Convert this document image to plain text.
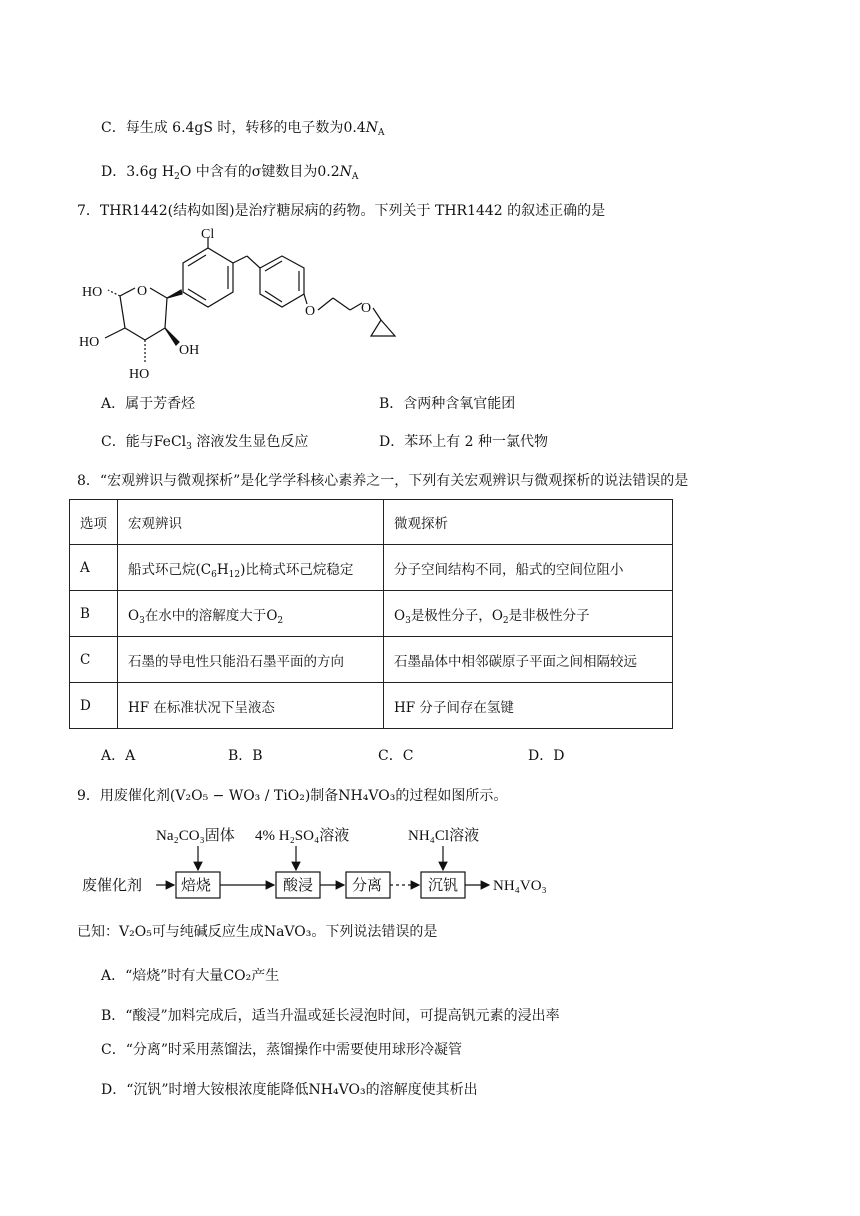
C．每生成 6.4gS 时，转移的电子数为$0.4N_A$
D．3.6g $H_2O$ 中含有的σ键数目为$0.2N_A$
7．THR1442(结构如图)是治疗糖尿病的药物。下列关于 THR1442 的叙述正确的是
Cl
HO O
HO
OH
HO
O	O
A．属于芳香烃	B．含两种含氧官能团
C．能与FeCl$_3$ 溶液发生显色反应	D．苯环上有 2 种一氯代物
8．“宏观辨识与微观探析”是化学学科核心素养之一，下列有关宏观辨识与微观探析的说法错误的是
选项	宏观辨识	微观探析
A	船式环己烷$(C_6H_{12})$比椅式环己烷稳定	分子空间结构不同，船式的空间位阻小
B	$O_3$在水中的溶解度大于$O_2$	$O_3$是极性分子，$O_2$是非极性分子
C	石墨的导电性只能沿石墨平面的方向	石墨晶体中相邻碳原子平面之间相隔较远
D	HF 在标准状况下呈液态	HF 分子间存在氢键
A．A	B．B	C．C	D．D
9．用废催化剂(V₂O₅ − WO₃ / TiO₂)制备NH₄VO₃的过程如图所示。
Na₂CO₃固体 4% H₂SO₄溶液	NH₄Cl溶液
废催化剂	焙烧	酸浸	分离	沉钒 NH₄VO₃
已知：V₂O₅可与纯碱反应生成NaVO₃。下列说法错误的是
A．“焙烧”时有大量CO₂产生
B．“酸浸”加料完成后，适当升温或延长浸泡时间，可提高钒元素的浸出率
C．“分离”时采用蒸馏法，蒸馏操作中需要使用球形冷凝管
D．“沉钒”时增大铵根浓度能降低NH₄VO₃的溶解度使其析出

# # # # # # #

Aim of the exercise
Give back the whole listing as it stands, minus its pictures.

The solution
Convert this document image to plain text.
C．每生成 6.4gS 时，转移的电子数为$0.4N_A$
D．3.6g $H_2O$ 中含有的σ键数目为$0.2N_A$
7．THR1442(结构如图)是治疗糖尿病的药物。下列关于 THR1442 的叙述正确的是
Cl
HO O
HO
OH
HO
O	O
A．属于芳香烃	B．含两种含氧官能团
C．能与FeCl$_3$ 溶液发生显色反应	D．苯环上有 2 种一氯代物
8．“宏观辨识与微观探析”是化学学科核心素养之一，下列有关宏观辨识与微观探析的说法错误的是
选项	宏观辨识	微观探析
A	船式环己烷$(C_6H_{12})$比椅式环己烷稳定	分子空间结构不同，船式的空间位阻小
B	$O_3$在水中的溶解度大于$O_2$	$O_3$是极性分子，$O_2$是非极性分子
C	石墨的导电性只能沿石墨平面的方向	石墨晶体中相邻碳原子平面之间相隔较远
D	HF 在标准状况下呈液态	HF 分子间存在氢键
A．A	B．B	C．C	D．D
9．用废催化剂(V₂O₅ − WO₃ / TiO₂)制备NH₄VO₃的过程如图所示。
Na₂CO₃固体 4% H₂SO₄溶液	NH₄Cl溶液
废催化剂	焙烧	酸浸	分离	沉钒 NH₄VO₃
已知：V₂O₅可与纯碱反应生成NaVO₃。下列说法错误的是
A．“焙烧”时有大量CO₂产生
B．“酸浸”加料完成后，适当升温或延长浸泡时间，可提高钒元素的浸出率
C．“分离”时采用蒸馏法，蒸馏操作中需要使用球形冷凝管
D．“沉钒”时增大铵根浓度能降低NH₄VO₃的溶解度使其析出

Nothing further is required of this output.